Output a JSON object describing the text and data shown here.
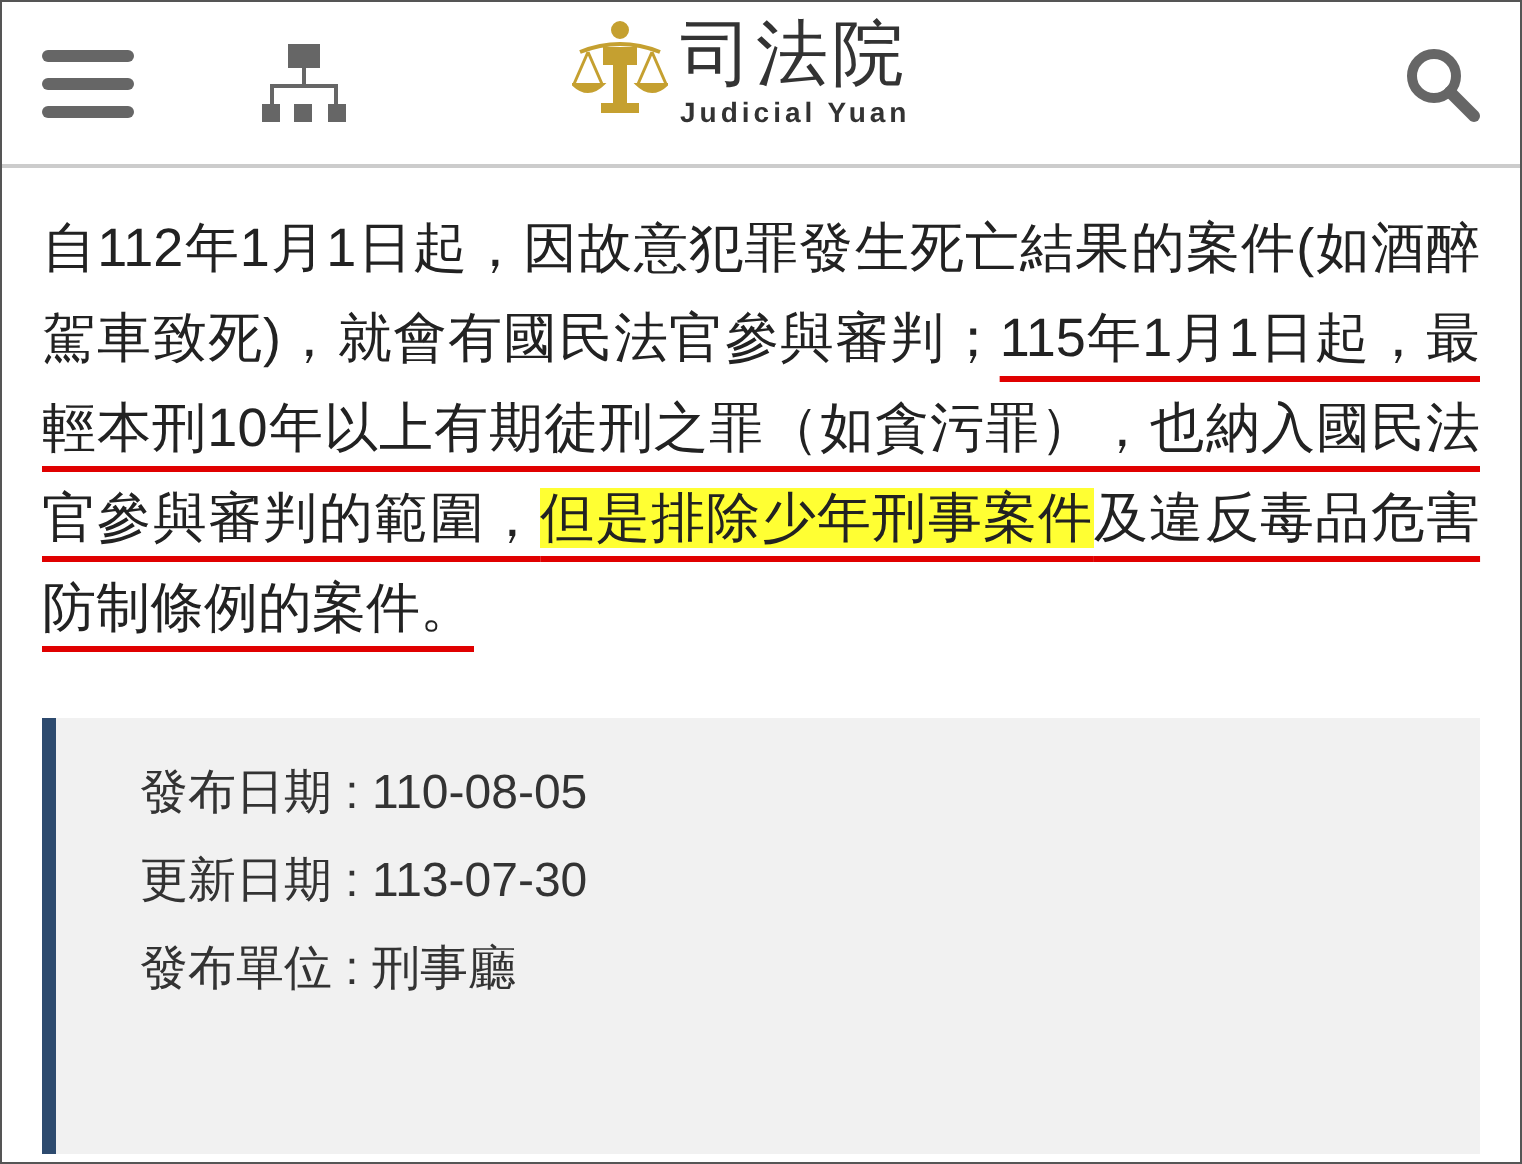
{
  "header": {
    "logo_title": "司法院",
    "logo_subtitle": "Judicial Yuan"
  },
  "paragraph": [
    {
      "text": "自112年1月1日起，因故意犯罪發生死亡結果的案件(如酒醉駕車致死)，就會有國民法官參與審判；",
      "underlined": false,
      "highlighted": false
    },
    {
      "text": "115年1月1日起，最輕本刑10年以上有期徒刑之罪（如貪污罪），也納入國民法官參與審判的範圍，",
      "underlined": true,
      "highlighted": false
    },
    {
      "text": "但是排除少年刑事案件",
      "underlined": true,
      "highlighted": true
    },
    {
      "text": "及違反毒品危害防制條例的案件。",
      "underlined": true,
      "highlighted": false
    }
  ],
  "info": [
    "發布日期 : 110-08-05",
    "更新日期 : 113-07-30",
    "發布單位 : 刑事廳"
  ]
}
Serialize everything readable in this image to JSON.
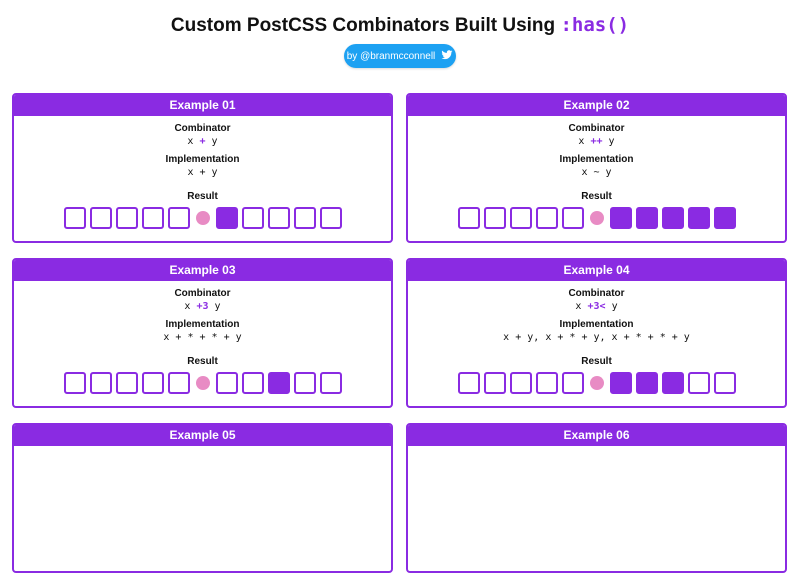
{
  "header": {
    "title": "Custom PostCSS Combinators Built Using",
    "title_code": ":has()",
    "byline": "by @branmcconnell"
  },
  "labels": {
    "combinator": "Combinator",
    "implementation": "Implementation",
    "result": "Result"
  },
  "colors": {
    "accent": "#8a2be2",
    "dot": "#e88bc4",
    "twitter": "#1da1f2"
  },
  "examples": [
    {
      "title": "Example 01",
      "combinator": {
        "x": "x",
        "op": "+",
        "y": "y"
      },
      "implementation": "x + y",
      "result": {
        "before": [
          0,
          0,
          0,
          0,
          0
        ],
        "after": [
          1,
          0,
          0,
          0,
          0
        ]
      }
    },
    {
      "title": "Example 02",
      "combinator": {
        "x": "x",
        "op": "++",
        "y": "y"
      },
      "implementation": "x ~ y",
      "result": {
        "before": [
          0,
          0,
          0,
          0,
          0
        ],
        "after": [
          1,
          1,
          1,
          1,
          1
        ]
      }
    },
    {
      "title": "Example 03",
      "combinator": {
        "x": "x",
        "op": "+3",
        "y": "y"
      },
      "implementation": "x + * + * + y",
      "result": {
        "before": [
          0,
          0,
          0,
          0,
          0
        ],
        "after": [
          0,
          0,
          1,
          0,
          0
        ]
      }
    },
    {
      "title": "Example 04",
      "combinator": {
        "x": "x",
        "op": "+3<",
        "y": "y"
      },
      "implementation": "x + y, x + * + y, x + * + * + y",
      "result": {
        "before": [
          0,
          0,
          0,
          0,
          0
        ],
        "after": [
          1,
          1,
          1,
          0,
          0
        ]
      }
    },
    {
      "title": "Example 05"
    },
    {
      "title": "Example 06"
    }
  ]
}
####
- What to produce:
Check every line in the material above for the string "text", then give only the number of lines that have it.

- Exercise result:
5